• THE PROBLEM: Select the lines that contain "Poultry" and copy each of them.

• INPUT:
++++++++

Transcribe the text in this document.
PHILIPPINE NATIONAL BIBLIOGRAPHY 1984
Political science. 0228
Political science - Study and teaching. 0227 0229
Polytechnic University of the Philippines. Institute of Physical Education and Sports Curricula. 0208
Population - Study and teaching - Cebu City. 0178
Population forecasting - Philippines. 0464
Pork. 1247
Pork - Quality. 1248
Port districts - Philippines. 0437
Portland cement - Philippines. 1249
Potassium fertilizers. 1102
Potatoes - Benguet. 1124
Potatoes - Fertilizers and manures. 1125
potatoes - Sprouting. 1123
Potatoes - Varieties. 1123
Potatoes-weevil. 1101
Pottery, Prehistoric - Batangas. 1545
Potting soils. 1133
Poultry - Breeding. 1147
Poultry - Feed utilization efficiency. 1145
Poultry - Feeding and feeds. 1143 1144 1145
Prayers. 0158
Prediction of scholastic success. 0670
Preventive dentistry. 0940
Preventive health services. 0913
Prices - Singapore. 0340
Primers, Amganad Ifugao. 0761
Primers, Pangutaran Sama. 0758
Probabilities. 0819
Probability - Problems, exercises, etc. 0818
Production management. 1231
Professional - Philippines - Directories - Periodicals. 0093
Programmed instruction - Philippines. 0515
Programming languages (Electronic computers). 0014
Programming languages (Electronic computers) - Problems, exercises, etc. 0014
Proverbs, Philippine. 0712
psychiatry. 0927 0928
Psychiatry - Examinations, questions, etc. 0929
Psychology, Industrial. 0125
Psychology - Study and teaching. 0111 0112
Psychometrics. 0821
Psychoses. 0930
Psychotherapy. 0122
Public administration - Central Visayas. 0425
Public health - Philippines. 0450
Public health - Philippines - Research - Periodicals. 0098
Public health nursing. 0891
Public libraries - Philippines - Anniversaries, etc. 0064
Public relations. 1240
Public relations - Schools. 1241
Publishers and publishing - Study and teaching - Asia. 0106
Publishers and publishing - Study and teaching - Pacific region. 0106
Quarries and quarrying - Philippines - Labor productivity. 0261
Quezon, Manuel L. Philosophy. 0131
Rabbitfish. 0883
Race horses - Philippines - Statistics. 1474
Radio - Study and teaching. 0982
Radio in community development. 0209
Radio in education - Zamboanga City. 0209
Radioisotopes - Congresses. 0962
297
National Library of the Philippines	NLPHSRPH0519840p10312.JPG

++++++++

• RESPONSE:
Poultry - Breeding. 1147
Poultry - Feed utilization efficiency. 1145
Poultry - Feeding and feeds. 1143 1144 1145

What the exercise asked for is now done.